● WRITTEN TASKS:
1. Answer these questions from the passage on the gradient:
(a) In the convention the passage uses, what do column vectors represent?
(b) For what kind of coordinate basis is the definition as the vector of partial derivatives valid?
(c) What does the example function lack at the origin that makes it not differentiable there?
2. Does each statement agree with the passage on the gradient? Answer yes or no for each, quoting the words that settle it.
(a) The gradient definition applies to $f$ only when $f$ is differentiable at $p$.
(b) Every function whose partial derivatives exist in every direction is differentiable.
(c) The tangent spaces cannot be identified with the original space $\R^n$.
3. Resume the passage on the gradient after its final sentence.

● DOCUMENT SECTION:
--------

When a coordinate system is used in which the basis vectors are not functions of position, the gradient is given by the vector (Note: This article uses the convention that column vectors represent vectors, and row vectors represent covectors, but the opposite convention is also common.) whose components are the partial derivatives of $f$ at $p$. That is, for $f \colon \R^n \to \R$, its gradient $\nabla f \colon \R^n \to \R^n$ is defined at the point $p = (x_1,\ldots,x_n)$ in n-dimensional space as the vector (Note: Strictly speaking, the gradient is a vector field $f \colon \R^n \to T\R^n$, and the value of the gradient at a point is a tangent vector in the tangent space at that point, $T_p \R^n$, not a vector in the original space $\R^n$. However, all the tangent spaces can be naturally identified with the original space $\R^n$, so these do not need to be distinguished; see and relationship with the derivative.)

$$\nabla f(p) = \begin{bmatrix}
 \frac{\partial f}{\partial x_1}(p) \\
 \vdots \\
 \frac{\partial f}{\partial x_n}(p)
\end{bmatrix}.$$

Note that the above definition for gradient is defined for the function $f$ only if $f$ is differentiable at $p$. There can be functions for which partial derivatives exist in every direction but fail to be differentiable. Furthermore, this definition as the vector of partial derivatives is only valid when the basis of the coordinate system is orthonormal. For any other basis, the metric tensor at that point needs to be taken into account.

For example, the function $f(x,y)=\frac {x^2 y}{x^2+y^2}$ unless at origin where $f(0,0)=0$, is not differentiable at the origin as it does not have a well defined tangent plane despite having well defined partial derivatives in every direction at the origin. In this particular example, under rotation of x-y coordinate system, the above formula for gradient fails to transform like a vector (gradient becomes dependent on choice of basis for coordinate system) and also fails to point towards the 'steepest ascent' in some orientations. For differentiable functions where the formula for gradient holds, it can be shown to always transform as a vector under transformation of the basis so as to always point towards the fastest increase.

--------

● GIVEN DATA:

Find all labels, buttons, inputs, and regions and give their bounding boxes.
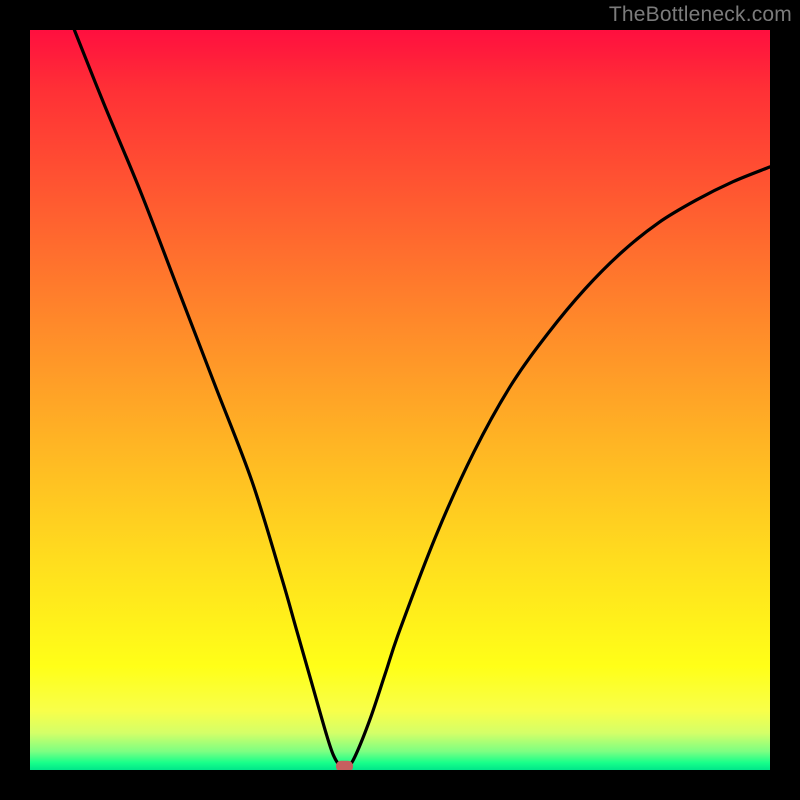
plot-area: [30, 30, 770, 770]
bottleneck-curve-path: [74, 30, 770, 768]
watermark-text: TheBottleneck.com: [609, 3, 792, 27]
chart-frame: TheBottleneck.com: [0, 0, 800, 800]
minimum-marker: [336, 761, 353, 770]
curve-svg: [30, 30, 770, 770]
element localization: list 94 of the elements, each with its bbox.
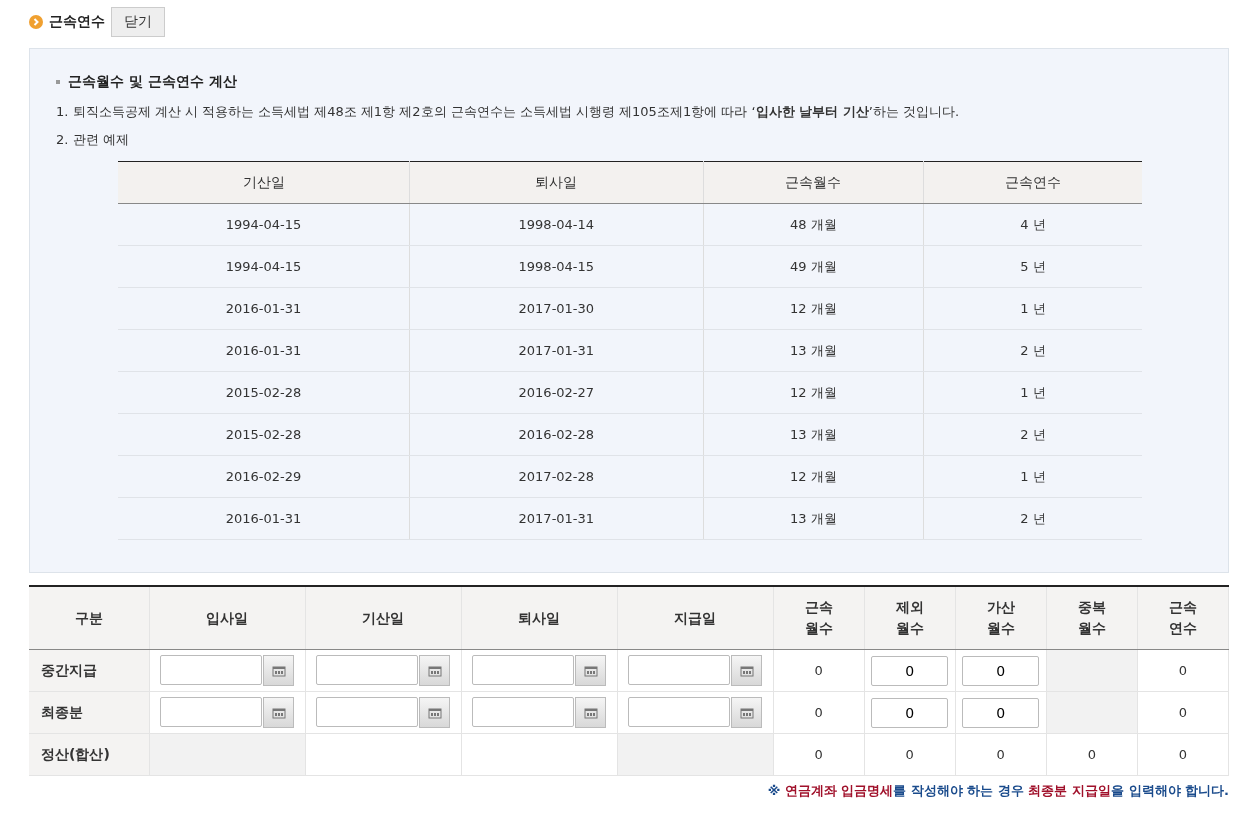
table-cell: 0 [773, 649, 865, 692]
table-cell: 0 [955, 733, 1047, 776]
table-cell: 4 년 [923, 203, 1142, 246]
calendar-icon [739, 706, 754, 719]
table-cell: 2017-01-31 [409, 329, 704, 372]
calendar-button[interactable] [575, 655, 606, 686]
table-cell: 2016-01-31 [118, 287, 410, 330]
table-cell: 2 년 [923, 497, 1142, 540]
date-input-field[interactable] [160, 697, 262, 727]
calendar-icon [427, 706, 442, 719]
calendar-button[interactable] [263, 655, 294, 686]
calendar-button[interactable] [263, 697, 294, 728]
date-input-field[interactable] [628, 697, 730, 727]
column-header: 퇴사일 [409, 161, 704, 204]
table-cell: 0 [1137, 649, 1229, 692]
row-label: 중간지급 [29, 649, 149, 692]
column-header: 근속 월수 [803, 598, 834, 638]
table-cell: 1994-04-15 [118, 203, 410, 246]
table-cell: 0 [1137, 691, 1229, 734]
chevron-circle-icon [29, 15, 43, 29]
table-cell: 1998-04-15 [409, 245, 704, 288]
column-header: 근속월수 [703, 161, 924, 204]
column-header: 제외 월수 [894, 598, 925, 638]
info-text: 2. 관련 예제 [56, 133, 130, 147]
date-input-field[interactable] [316, 655, 418, 685]
table-cell: 2016-02-27 [409, 371, 704, 414]
calendar-icon [583, 664, 598, 677]
row-label: 최종분 [29, 691, 149, 734]
table-cell: 48 개월 [703, 203, 924, 246]
table-cell: 0 [864, 733, 956, 776]
column-header: 가산 월수 [985, 598, 1016, 638]
calendar-icon [583, 706, 598, 719]
column-header: 기산일 [118, 161, 410, 204]
calendar-button[interactable] [731, 697, 762, 728]
calendar-icon [271, 664, 286, 677]
date-input-field[interactable] [316, 697, 418, 727]
table-cell: 2016-02-28 [409, 413, 704, 456]
table-cell: 0 [1046, 733, 1138, 776]
info-heading: 근속월수 및 근속연수 계산 [68, 73, 237, 91]
calendar-icon [271, 706, 286, 719]
column-header: 입사일 [206, 608, 248, 628]
date-input-field[interactable] [160, 655, 262, 685]
column-header: 중복 월수 [1076, 598, 1107, 638]
calendar-button[interactable] [575, 697, 606, 728]
column-header: 지급일 [674, 608, 716, 628]
table-cell: 2016-02-29 [118, 455, 410, 498]
number-input-field[interactable]: 0 [962, 655, 1040, 686]
row-label: 정산(합산) [29, 733, 149, 776]
table-cell: 13 개월 [703, 329, 924, 372]
table-cell: 1 년 [923, 371, 1142, 414]
table-cell: 2017-02-28 [409, 455, 704, 498]
table-cell: 2015-02-28 [118, 371, 410, 414]
table-cell: 2016-01-31 [118, 329, 410, 372]
calendar-button[interactable] [731, 655, 762, 686]
footnote-text: ※ 연금계좌 입금명세를 작성해야 하는 경우 최종분 지급일을 입력해야 합니다. [766, 782, 1229, 800]
table-cell: 13 개월 [703, 497, 924, 540]
table-cell: 2 년 [923, 329, 1142, 372]
table-cell: 12 개월 [703, 287, 924, 330]
column-header: 근속 연수 [1167, 598, 1198, 638]
table-cell: 5 년 [923, 245, 1142, 288]
table-cell: 0 [1137, 733, 1229, 776]
calendar-icon [427, 664, 442, 677]
close-button[interactable]: 닫기 [111, 7, 165, 37]
table-cell: 2017-01-31 [409, 497, 704, 540]
table-cell: 1 년 [923, 455, 1142, 498]
column-header: 기산일 [362, 608, 404, 628]
table-cell: 12 개월 [703, 371, 924, 414]
table-cell: 49 개월 [703, 245, 924, 288]
square-bullet-icon [56, 80, 60, 84]
table-cell: 1994-04-15 [118, 245, 410, 288]
info-text: 1. 퇴직소득공제 계산 시 적용하는 소득세법 제48조 제1항 제2호의 근속연수는 소득세법 시행령 제105조제1항에 따라 ‘입사한 날부터 기산’하는 것입니다. [56, 105, 961, 119]
table-cell: 2017-01-30 [409, 287, 704, 330]
date-input-field[interactable] [472, 697, 574, 727]
calendar-icon [739, 664, 754, 677]
table-cell: 1 년 [923, 287, 1142, 330]
column-header: 근속연수 [923, 161, 1142, 204]
table-cell: 0 [773, 733, 865, 776]
table-cell: 0 [773, 691, 865, 734]
table-cell: 12 개월 [703, 455, 924, 498]
date-input-field[interactable] [628, 655, 730, 685]
date-input-field[interactable] [472, 655, 574, 685]
column-header: 구분 [74, 608, 103, 628]
table-cell: 2 년 [923, 413, 1142, 456]
number-input-field[interactable]: 0 [871, 697, 949, 728]
section-title: 근속연수 [49, 13, 105, 31]
table-cell: 13 개월 [703, 413, 924, 456]
table-cell: 1998-04-14 [409, 203, 704, 246]
column-header: 퇴사일 [518, 608, 560, 628]
number-input-field[interactable]: 0 [962, 697, 1040, 728]
number-input-field[interactable]: 0 [871, 655, 949, 686]
calendar-button[interactable] [419, 655, 450, 686]
calendar-button[interactable] [419, 697, 450, 728]
table-cell: 2015-02-28 [118, 413, 410, 456]
table-cell: 2016-01-31 [118, 497, 410, 540]
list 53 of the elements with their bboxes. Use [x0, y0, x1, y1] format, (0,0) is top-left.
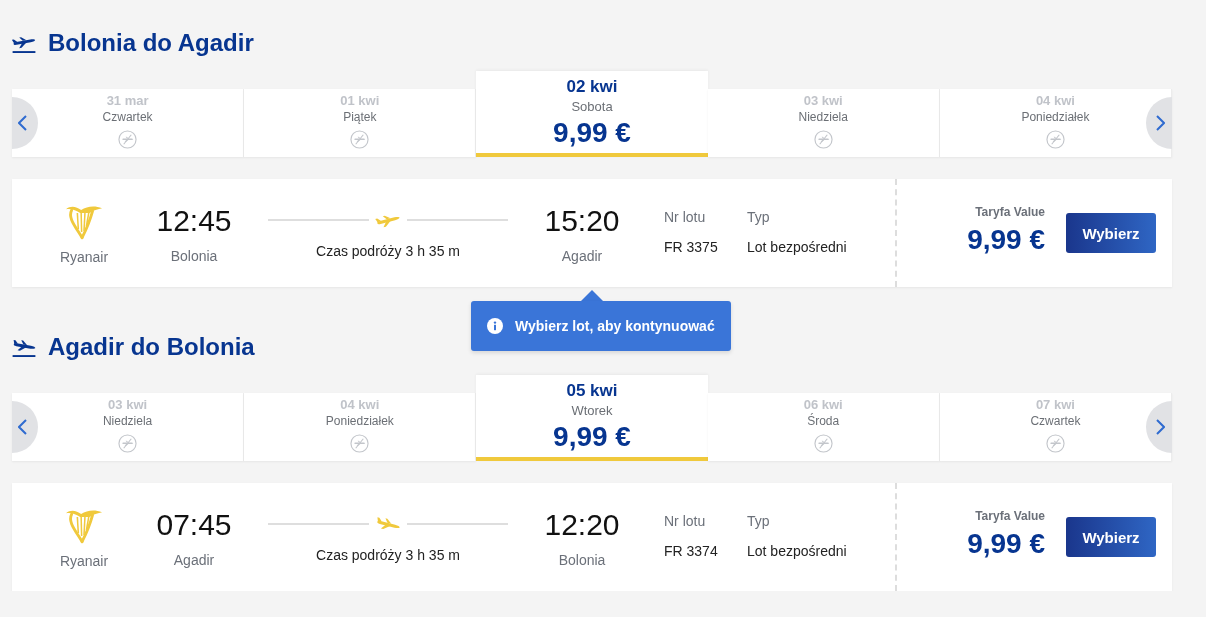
date-tab[interactable]: 31 mar Czwartek — [12, 89, 245, 157]
flight-type: Lot bezpośredni — [747, 238, 848, 256]
chevron-left-icon — [18, 419, 27, 435]
chevron-right-icon — [1156, 419, 1165, 435]
arrival-time: 15:20 — [544, 204, 620, 238]
travel-duration: Czas podróży 3 h 35 m — [316, 242, 460, 260]
arrival-city: Bolonia — [558, 551, 606, 569]
departure-city: Agadir — [173, 551, 215, 569]
date-tab[interactable]: 03 kwi Niedziela — [707, 89, 940, 157]
section-title: Agadir do Bolonia — [48, 332, 255, 362]
airline-name: Ryanair — [59, 552, 109, 570]
flight-number-label: Nr lotu — [664, 208, 707, 226]
no-flights-icon — [1045, 434, 1065, 453]
chevron-right-icon — [1156, 115, 1165, 131]
tooltip-text: Wybierz lot, aby kontynuować — [515, 317, 715, 335]
date-tab[interactable]: 03 kwi Niedziela — [12, 393, 245, 461]
travel-duration: Czas podróży 3 h 35 m — [316, 546, 460, 564]
section-title: Bolonia do Agadir — [48, 28, 254, 58]
fare-price: 9,99 € — [967, 224, 1045, 256]
arrival-city: Agadir — [561, 247, 603, 265]
date-tab[interactable]: 06 kwi Środa — [707, 393, 940, 461]
fare-label: Taryfa Value — [975, 508, 1045, 524]
arrival-time: 12:20 — [544, 508, 620, 542]
date-tab[interactable]: 05 kwi Wtorek 9,99 € — [476, 375, 708, 461]
date-tab[interactable]: 04 kwi Poniedziałek — [244, 393, 477, 461]
departure-time: 07:45 — [156, 508, 232, 542]
no-flights-icon — [813, 130, 833, 149]
no-flights-icon — [1045, 130, 1065, 149]
fare-label: Taryfa Value — [975, 204, 1045, 220]
no-flights-icon — [350, 434, 370, 453]
airplane-icon — [12, 337, 36, 357]
date-tab[interactable]: 07 kwi Czwartek — [939, 393, 1172, 461]
date-tab[interactable]: 01 kwi Piątek — [244, 89, 477, 157]
departure-time: 12:45 — [156, 204, 232, 238]
flight-number-label: Nr lotu — [664, 512, 707, 530]
flight-type-label: Typ — [747, 512, 771, 530]
info-icon — [487, 318, 503, 334]
flight-number: FR 3375 — [664, 238, 719, 256]
flight-type-label: Typ — [747, 208, 771, 226]
no-flights-icon — [118, 434, 138, 453]
select-button[interactable]: Wybierz — [1066, 517, 1156, 557]
fare-price: 9,99 € — [967, 528, 1045, 560]
no-flights-icon — [350, 130, 370, 149]
departure-city: Bolonia — [170, 247, 218, 265]
flight-type: Lot bezpośredni — [747, 542, 848, 560]
date-tab[interactable]: 02 kwi Sobota 9,99 € — [476, 71, 708, 157]
no-flights-icon — [813, 434, 833, 453]
chevron-left-icon — [18, 115, 27, 131]
airline-name: Ryanair — [59, 248, 109, 266]
select-button[interactable]: Wybierz — [1066, 213, 1156, 253]
date-tab[interactable]: 04 kwi Poniedziałek — [939, 89, 1172, 157]
no-flights-icon — [118, 130, 138, 149]
flight-number: FR 3374 — [664, 542, 719, 560]
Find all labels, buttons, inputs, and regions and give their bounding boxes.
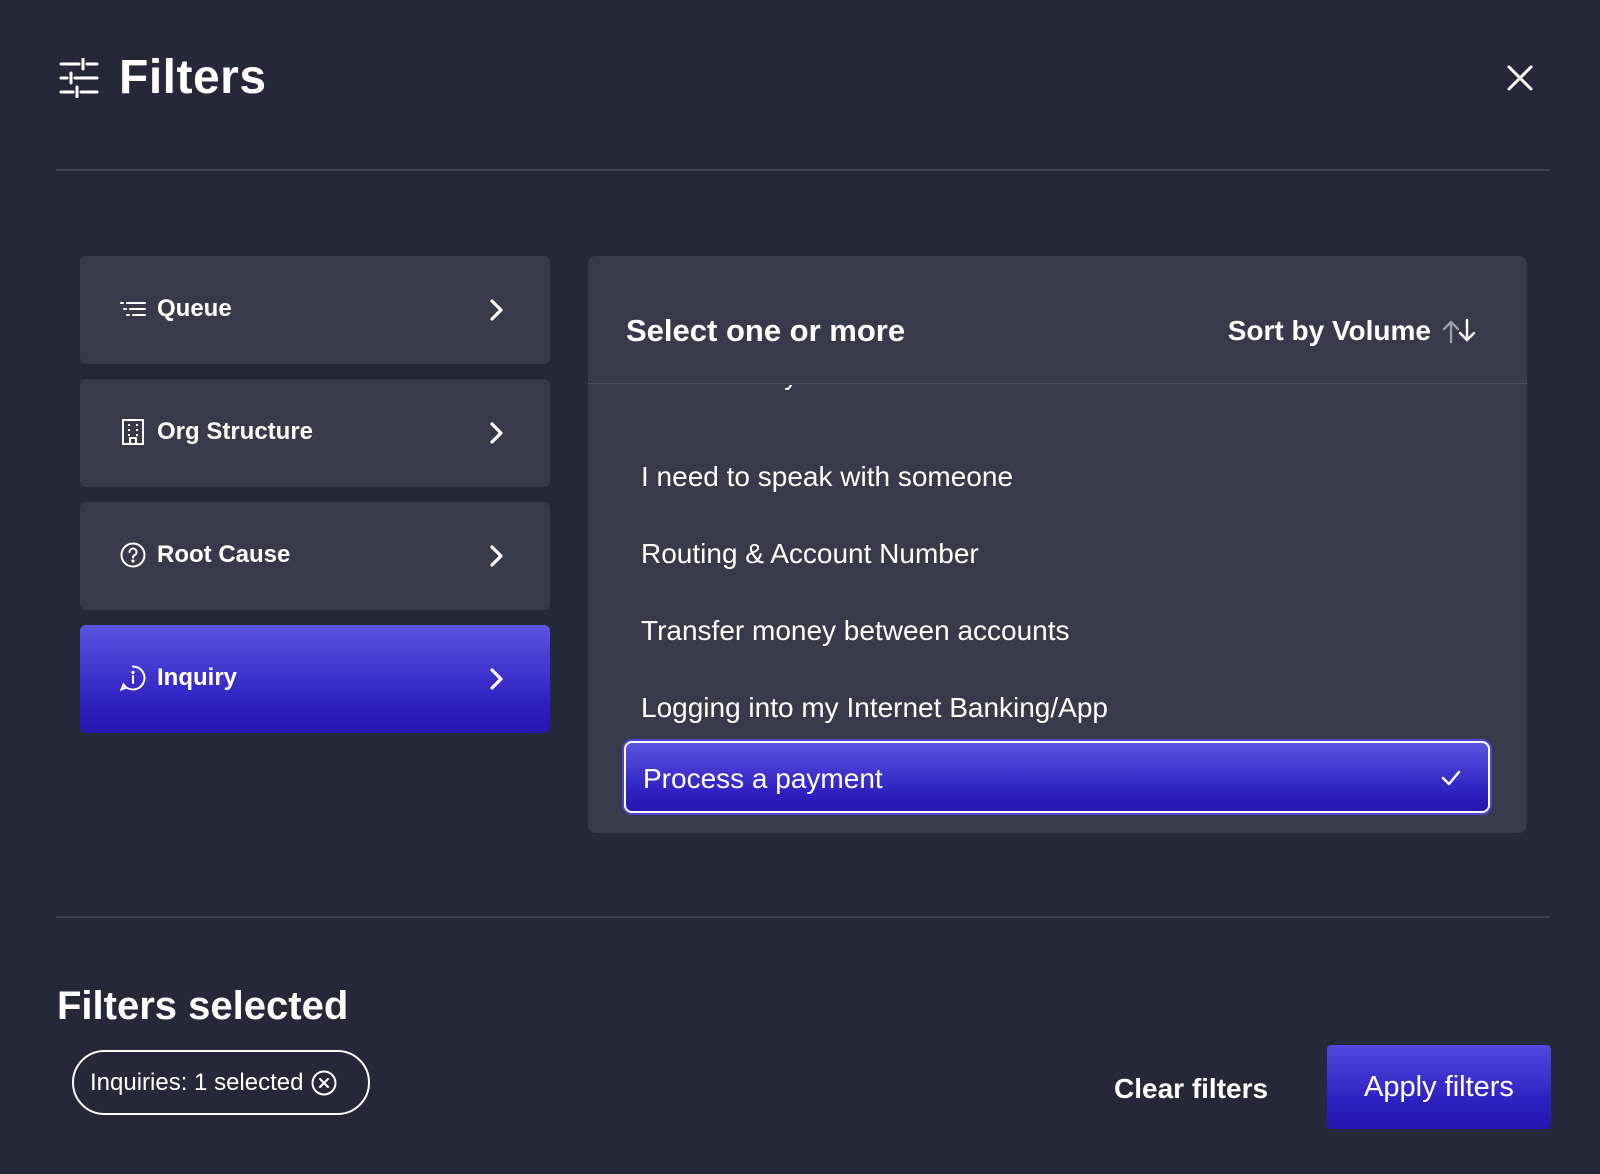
option-item[interactable]: I need to speak with someone <box>624 441 1490 513</box>
panel-header: Select one or more Sort by Volume <box>588 256 1527 384</box>
clear-filters-button[interactable]: Clear filters <box>1114 1072 1268 1106</box>
options-list[interactable]: Fraud on my account I need to speak with… <box>588 385 1527 833</box>
chevron-right-icon <box>490 299 503 321</box>
sort-arrows-icon <box>1442 318 1476 344</box>
sort-button[interactable]: Sort by Volume <box>1228 312 1479 350</box>
building-icon <box>122 419 144 445</box>
dialog-header: Filters <box>57 50 1547 110</box>
options-panel: Select one or more Sort by Volume Fraud … <box>588 256 1527 833</box>
option-item[interactable]: Logging into my Internet Banking/App <box>624 672 1490 744</box>
check-icon <box>1441 770 1461 786</box>
close-button[interactable] <box>1500 58 1540 98</box>
option-item-selected[interactable]: Process a payment <box>624 741 1490 813</box>
chevron-right-icon <box>490 668 503 690</box>
filter-categories: Queue Org Structure Root Cause Inquiry <box>80 256 550 748</box>
close-icon <box>1507 65 1533 91</box>
option-item[interactable]: Transfer money between accounts <box>624 595 1490 667</box>
option-label: Process a payment <box>643 763 883 794</box>
dialog-title: Filters <box>119 51 267 104</box>
category-label: Queue <box>157 295 232 322</box>
question-circle-icon <box>120 542 146 568</box>
header-divider <box>56 169 1550 171</box>
category-root-cause[interactable]: Root Cause <box>80 502 550 610</box>
sliders-icon <box>59 58 99 98</box>
chevron-right-icon <box>490 422 503 444</box>
category-queue[interactable]: Queue <box>80 256 550 364</box>
footer-divider <box>56 916 1550 918</box>
category-inquiry[interactable]: Inquiry <box>80 625 550 733</box>
list-icon <box>120 302 146 316</box>
category-label: Inquiry <box>157 664 238 691</box>
filters-selected-title: Filters selected <box>57 984 349 1028</box>
chip-label: Inquiries: 1 selected <box>90 1068 304 1096</box>
category-org-structure[interactable]: Org Structure <box>80 379 550 487</box>
chevron-right-icon <box>490 545 503 567</box>
category-label: Org Structure <box>157 418 314 445</box>
apply-filters-button[interactable]: Apply filters <box>1327 1045 1551 1129</box>
option-item[interactable]: Fraud on my account <box>624 385 1490 411</box>
panel-title: Select one or more <box>626 313 906 348</box>
sort-label: Sort by Volume <box>1227 315 1431 346</box>
remove-circle-icon[interactable] <box>311 1070 337 1096</box>
selected-filter-chip[interactable]: Inquiries: 1 selected <box>72 1050 370 1115</box>
option-item[interactable]: Routing & Account Number <box>624 518 1490 590</box>
category-label: Root Cause <box>157 541 291 568</box>
info-circle-icon <box>120 665 146 691</box>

--------

● RESPONSE LIST:
1.
(a) Vectors.
(b) An orthonormal basis.
(c) A well defined tangent plane.

2.
(a) Yes: "the above definition for gradient is defined for the function $f$ only if $f$ is differentiable at $p$."
(b) No: "There can be functions for which partial derivatives exist in every direction but fail to be differentiable."
(c) No: "all the tangent spaces can be naturally identified with the original space $\R^n$"

3.
The gradient is dual to the total derivative $df$: the value of the gradient at a point is a tangent vector – a vector at each point; while the value of the derivative at a point is a cotangent vector – a linear functional on vectors. (Note: The value of the gradient at a point can be thought of as a vector in the original space $\R^n$, while the value of the derivative at a point can be thought of as a covector on the original space: a linear map $\R^n \to \R$.) They are related in that the dot product of the gradient of $f$ at a point $p$ with another tangent vector $\mathbf{v}$ equals the directional derivative of $f$ at $p$ of the function along $\mathbf{v}$; that is, $\nabla f(p) \cdot \mathbf v = \frac{\partial f}{\partial\mathbf{v}}(p) = df_{p}(\mathbf{v})$.
The gradient admits multiple generalizations to more general functions on manifolds; see .

==Motivation==

Gradient of the 2D function f(x, y) = xe−(x^{2} + y^{2}) is plotted as arrows over the pseudocolor plot of the function.

Consider a room where the temperature is given by a scalar field, T, so at each point (x, y, z) the temperature is T(x, y, z), independent of time. At each point in the room, the gradient of T at that point will show the direction in which the temperature rises most quickly, moving away from (x, y, z). The magnitude of the gradient will determine how fast the temperature rises in that direction.

Consider a surface whose height above sea level at point (x, y) is H(x, y). The gradient of H at a point is a plane vector pointing in the direction of the steepest slope or grade at that point. The steepness of the slope at that point is given by the magnitude of the gradient vector.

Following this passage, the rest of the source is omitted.